▸ **Given task**: Scan the listing below and copy every line holding "Караткевічам".

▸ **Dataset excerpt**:
/---
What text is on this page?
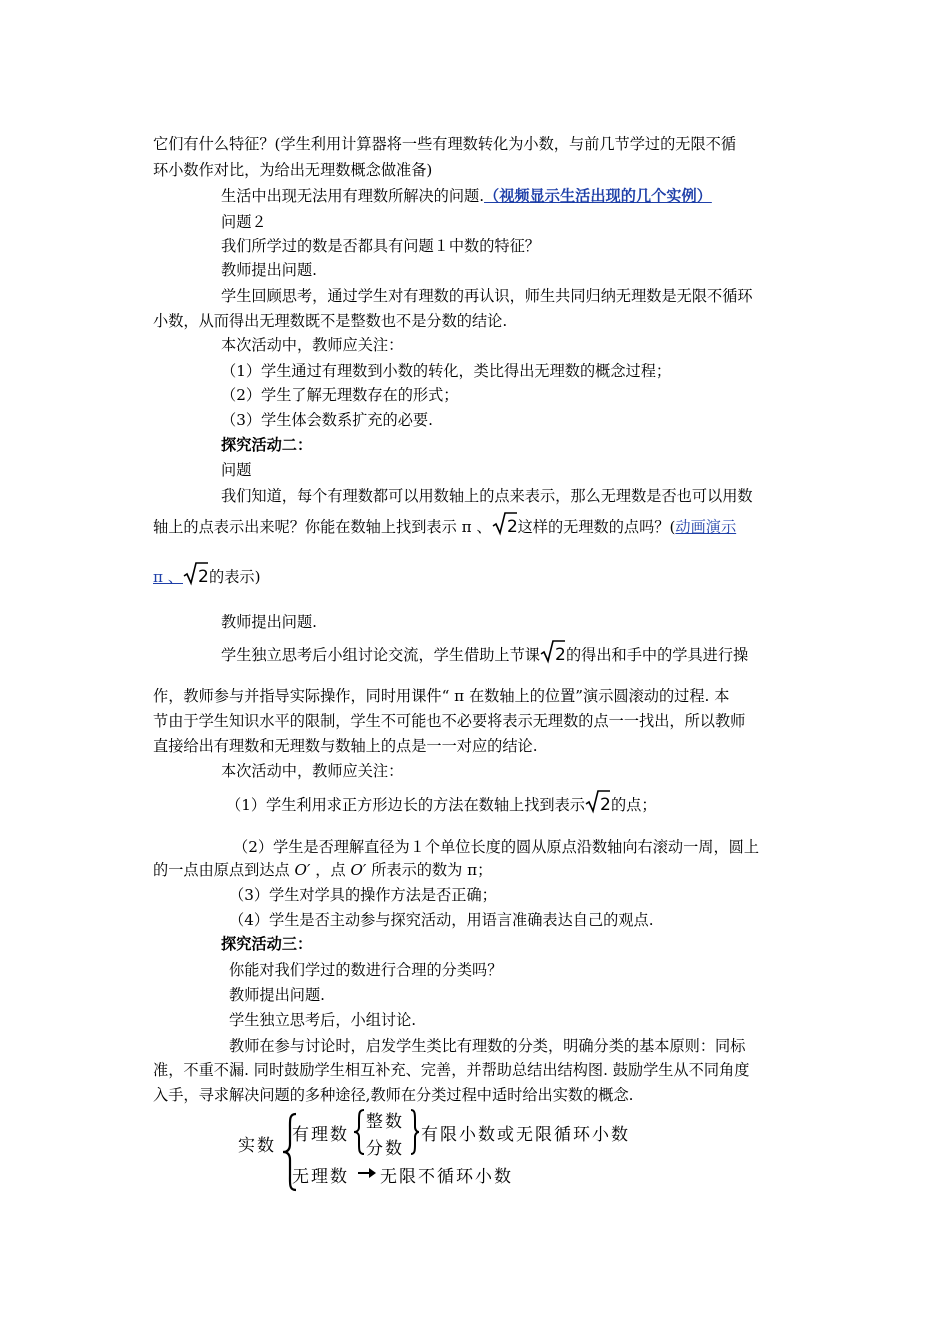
它们有什么特征？(学生利用计算器将一些有理数转化为小数，与前几节学过的无限不循
环小数作对比，为给出无理数概念做准备)
生活中出现无法用有理数所解决的问题.（视频显示生活出现的几个实例）
问题２
我们所学过的数是否都具有问题１中数的特征？
教师提出问题.
学生回顾思考，通过学生对有理数的再认识，师生共同归纳无理数是无限不循环
小数，从而得出无理数既不是整数也不是分数的结论.
本次活动中，教师应关注：
（1）学生通过有理数到小数的转化，类比得出无理数的概念过程；
（2）学生了解无理数存在的形式；
（3）学生体会数系扩充的必要.
探究活动二：
问题
我们知道，每个有理数都可以用数轴上的点来表示，那么无理数是否也可以用数
轴上的点表示出来呢？你能在数轴上找到表示 π 、 2 这样的无理数的点吗？(动画演示
π 、 2 的表示)
教师提出问题.
学生独立思考后小组讨论交流，学生借助上节课 2 的得出和手中的学具进行操
作，教师参与并指导实际操作，同时用课件“ π 在数轴上的位置”演示圆滚动的过程. 本
节由于学生知识水平的限制，学生不可能也不必要将表示无理数的点一一找出，所以教师
直接给出有理数和无理数与数轴上的点是一一对应的结论.
本次活动中，教师应关注：
（1）学生利用求正方形边长的方法在数轴上找到表示 2 的点；
（2）学生是否理解直径为１个单位长度的圆从原点沿数轴向右滚动一周，圆上
的一点由原点到达点 O′ ，点 O′ 所表示的数为 π；
（3）学生对学具的操作方法是否正确；
（4）学生是否主动参与探究活动，用语言准确表达自己的观点.
探究活动三：
你能对我们学过的数进行合理的分类吗？
教师提出问题.
学生独立思考后，小组讨论.
教师在参与讨论时，启发学生类比有理数的分类，明确分类的基本原则：同标
准，不重不漏. 同时鼓励学生相互补充、完善，并帮助总结出结构图. 鼓励学生从不同角度
入手，寻求解决问题的多种途径,教师在分类过程中适时给出实数的概念.
实数
有理数
整数
分数
有限小数或无限循环小数
无理数 无限不循环小数
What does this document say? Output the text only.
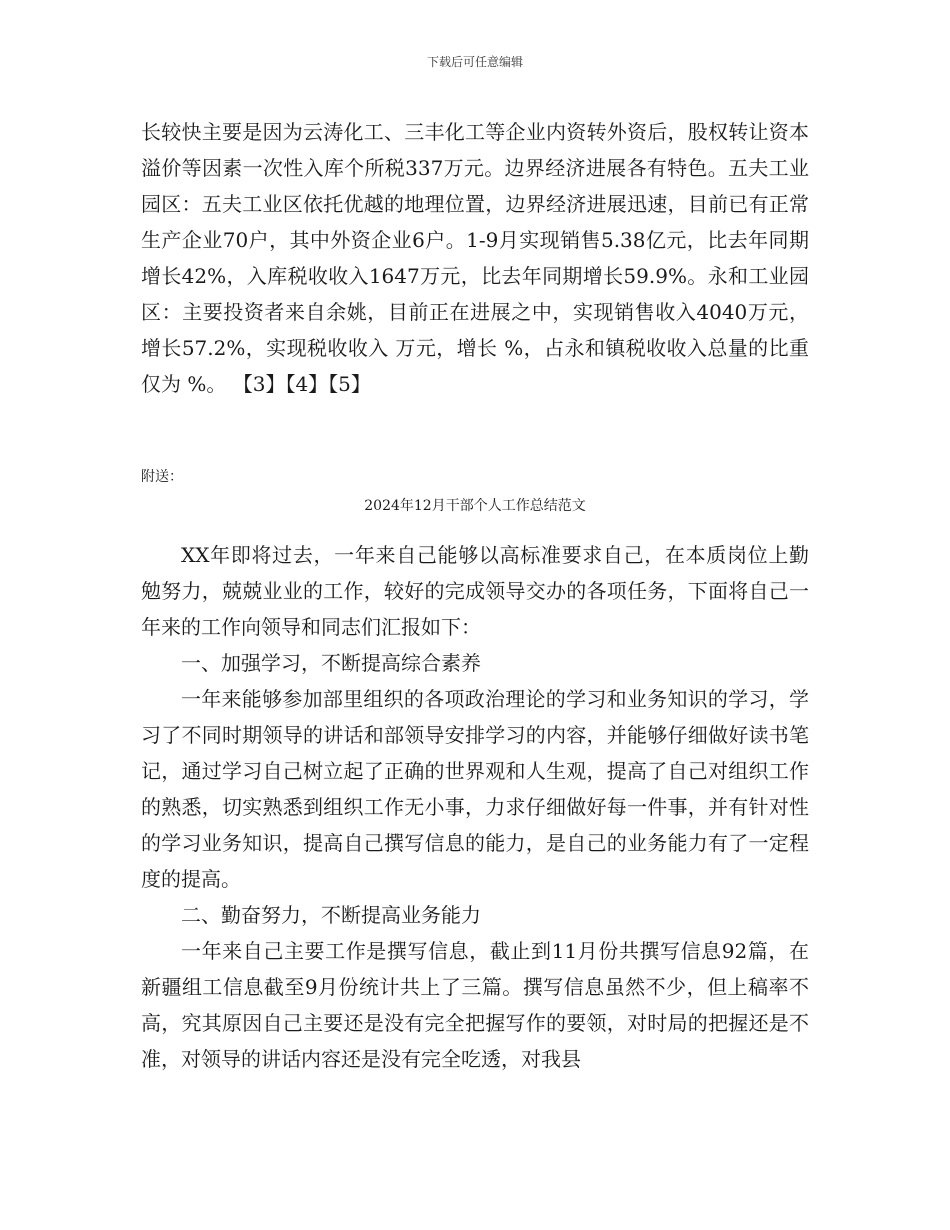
下载后可任意编辑

长较快主要是因为云涛化工、三丰化工等企业内资转外资后，股权转让资本溢价等因素一次性入库个所税337万元。边界经济进展各有特色。五夫工业园区：五夫工业区依托优越的地理位置，边界经济进展迅速，目前已有正常生产企业70户，其中外资企业6户。1-9月实现销售5.38亿元，比去年同期增长42%，入库税收收入1647万元，比去年同期增长59.9%。永和工业园区：主要投资者来自余姚，目前正在进展之中，实现销售收入4040万元，增长57.2%，实现税收收入 万元，增长 %，占永和镇税收收入总量的比重仅为 %。 【3】【4】【5】

附送：

2024年12月干部个人工作总结范文

XX年即将过去，一年来自己能够以高标准要求自己，在本质岗位上勤勉努力，兢兢业业的工作，较好的完成领导交办的各项任务，下面将自己一年来的工作向领导和同志们汇报如下：

一、加强学习，不断提高综合素养

一年来能够参加部里组织的各项政治理论的学习和业务知识的学习，学习了不同时期领导的讲话和部领导安排学习的内容，并能够仔细做好读书笔记，通过学习自己树立起了正确的世界观和人生观，提高了自己对组织工作的熟悉，切实熟悉到组织工作无小事，力求仔细做好每一件事，并有针对性的学习业务知识，提高自己撰写信息的能力，是自己的业务能力有了一定程度的提高。

二、勤奋努力，不断提高业务能力

一年来自己主要工作是撰写信息，截止到11月份共撰写信息92篇，在新疆组工信息截至9月份统计共上了三篇。撰写信息虽然不少，但上稿率不高，究其原因自己主要还是没有完全把握写作的要领，对时局的把握还是不准，对领导的讲话内容还是没有完全吃透，对我县
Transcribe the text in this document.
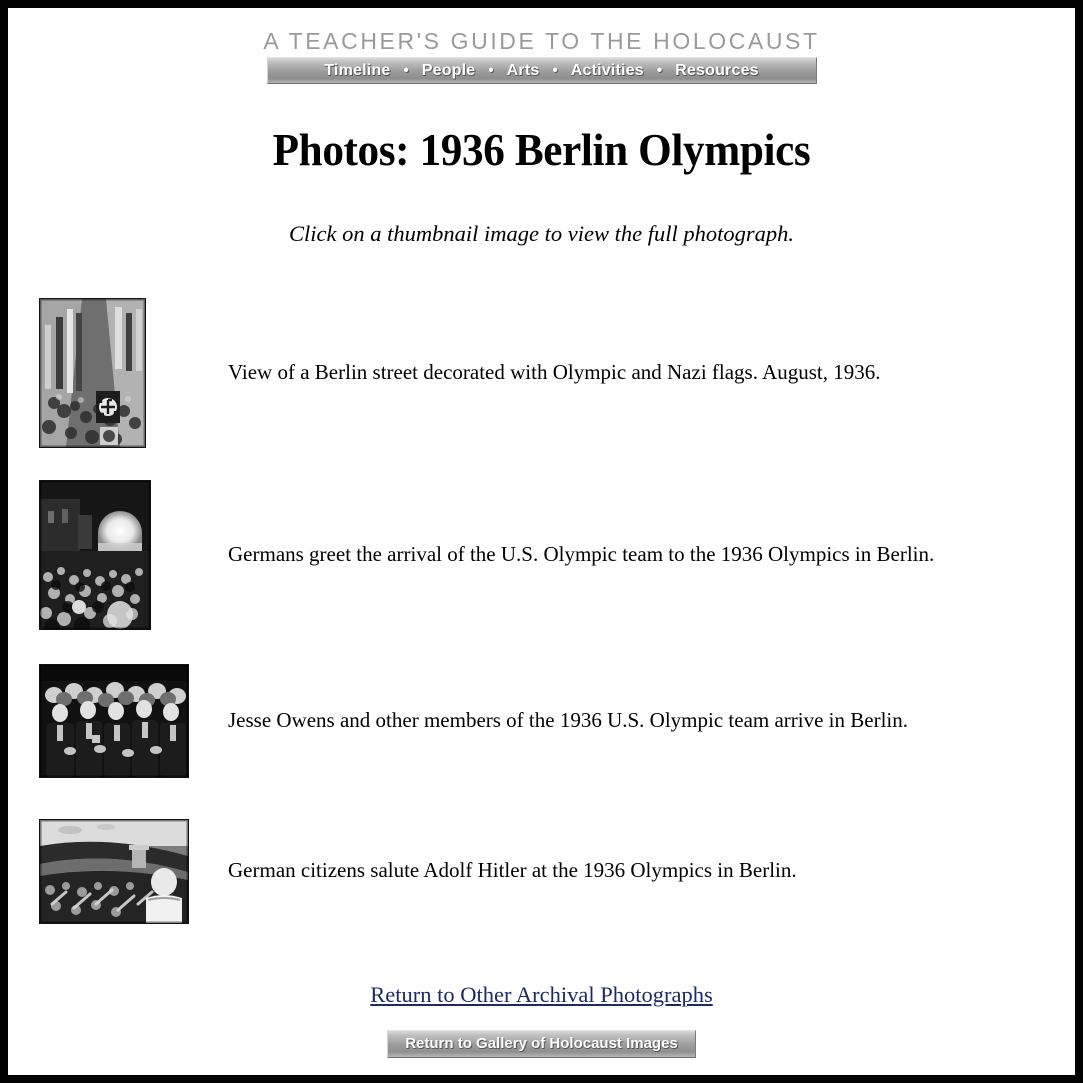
A TEACHER'S GUIDE TO THE HOLOCAUST
Timeline • People • Arts • Activities • Resources
Photos: 1936 Berlin Olympics

Click on a thumbnail image to view the full photograph.

View of a Berlin street decorated with Olympic and Nazi flags. August, 1936.
Germans greet the arrival of the U.S. Olympic team to the 1936 Olympics in Berlin.
Jesse Owens and other members of the 1936 U.S. Olympic team arrive in Berlin.
German citizens salute Adolf Hitler at the 1936 Olympics in Berlin.
Return to Other Archival Photographs
Return to Gallery of Holocaust Images
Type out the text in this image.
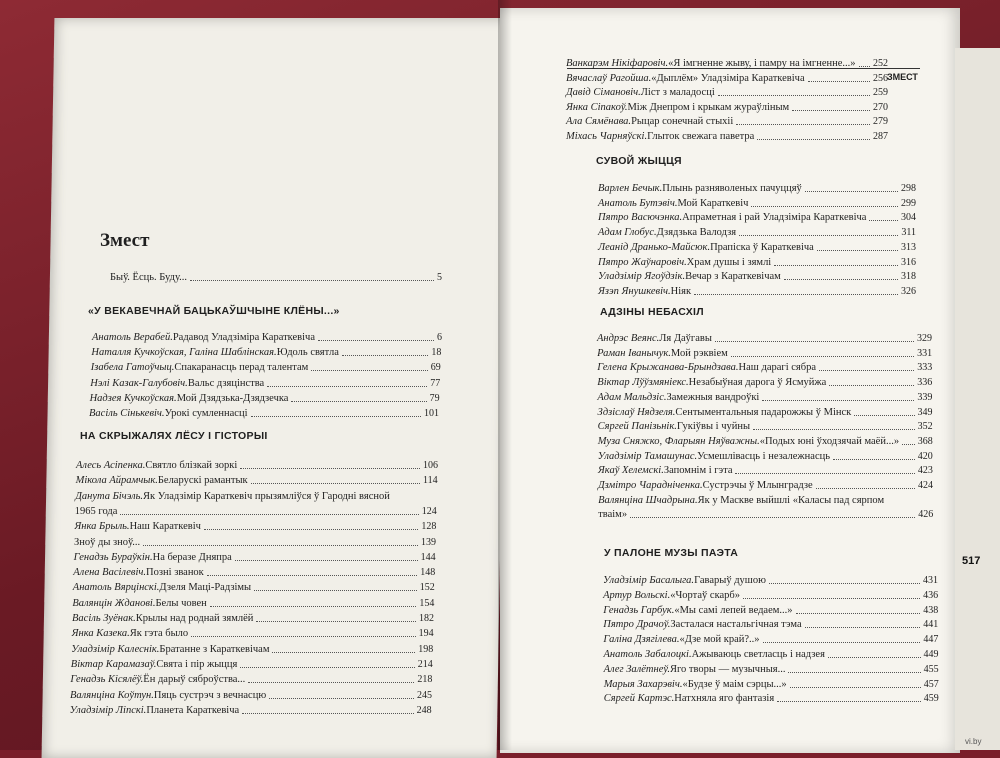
Змест
Быў. Ёсць. Буду...	5
«У ВЕКАВЕЧНАЙ БАЦЬКАЎШЧЫНЕ КЛЁНЫ...»
Анатоль Верабей. Радавод Уладзіміра Караткевіча	6
Наталля Кучкоўская, Галіна Шаблінская. Юдоль святла	18
Ізабела Гатоўчыц. Спакаранасць перад талентам	69
Нэлі Казак-Галубовіч. Вальс дзяцінства	77
Надзея Кучкоўская. Мой Дзядзька-Дзядзечка	79
Васіль Сінькевіч. Урокі сумленнасці	101
НА СКРЫЖАЛЯХ ЛЁСУ І ГІСТОРЫІ
Алесь Асіпенка. Святло блізкай зоркі	106
Мікола Айрамчык. Беларускі рамантык	114
Данута Бічэль. Як Уладзімір Караткевіч прызямліўся ў Гародні вясной
1965 года	124
Янка Брыль. Наш Караткевіч	128
Зноў ды зноў...	139
Генадзь Бураўкін. На беразе Дняпра	144
Алена Васілевіч. Позні званок	148
Анатоль Вярцінскі. Дзеля Маці-Радзімы	152
Валянцін Жданові. Белы човен	154
Васіль Зуёнак. Крылы над роднай зямлёй	182
Янка Казека. Як гэта было	194
Уладзімір Калеснік. Братанне з Караткевічам	198
Віктар Карамазаў. Свята і пір жыцця	214
Генадзь Кісялёў. Ён дарыў сяброўства...	218
Валянціна Коўтун. Пяць сустрэч з вечнасцю	245
Уладзімір Ліпскі. Планета Караткевіча	248
ЗМЕСТ
Ванкарэм Нікіфаровіч. «Я імгненне жыву, і памру на імгненне...» 252
Вячаслаў Рагойша. «Дыплём» Уладзіміра Караткевіча	256
Давід Сімановіч. Ліст з маладосці	259
Янка Сіпакоў. Між Днепром і крыкам жураўліным	270
Ала Сямёнава. Рыцар сонечнай стыхіі	279
Міхась Чарняўскі. Глыток свежага паветра	287
СУВОЙ ЖЫЦЦЯ
Варлен Бечык. Плынь разняволеных пачуццяў	298
Анатоль Бутэвіч. Мой Караткевіч	299
Пятро Васючэнка. Апраметная і рай Уладзіміра Караткевіча	304
Адам Глобус. Дзядзька Валодзя	311
Леанід Дранько-Майсюк. Прапіска ў Караткевіча	313
Пятро Жаўнаровіч. Храм душы і зямлі	316
Уладзімір Ягоўдзік. Вечар з Караткевічам	318
Язэп Янушкевіч. Ніяк	326
АДЗІНЫ НЕБАСХІЛ
Андрэс Веянс. Ля Даўгавы	329
Раман Іванычук. Мой рэквіем	331
Гелена Крыжанава-Брындзава. Наш дарагі сябра	333
Віктар Лўўзмяніекс. Незабыўная дарога ў Ясмуйжа	336
Адам Мальдзіс. Замежныя вандроўкі	339
Здзіслаў Нядзеля. Сентыментальныя падарожжы ў Мінск	349
Сяргей Панізьнік. Гукіўвы і чуйны	352
Муза Сняжко, Фларыян Няўважны. «Подых юні ўходзячай маёй...» 368
Уладзімір Тамашунас. Усмешлівасць і незалежнасць	420
Якаў Хелемскі. Запомнім і гэта	423
Дзмітро Чарадніченка. Сустрэчы ў Млынградзе	424
Валянціна Шчадрына. Як у Маскве выйшлі «Каласы пад сярпом
тваім»	426
У ПАЛОНЕ МУЗЫ ПАЭТА
Уладзімір Басалыга. Гаварыў душою	431
Артур Вольскі. «Чортаў скарб»	436
Генадзь Гарбук. «Мы самі лепей ведаем...»	438
Пятро Драчоў. Засталася настальгічная тэма	441
Галіна Дзягілева. «Дзе мой край?..»	447
Анатоль Забалоцкі. Ажываюць светласць і надзея	449
Алег Залётнеў. Яго творы — музычныя...	455
Марыя Захарэвіч. «Будзе ў маім сэрцы...»	457
Сяргей Картэс. Натхняла яго фантазія	459
517
vi.by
\---
▸ **Written reply**:
Уладзімір Калеснік. Братанне з Караткевічам	198
Уладзімір Ягоўдзік. Вечар з Караткевічам	318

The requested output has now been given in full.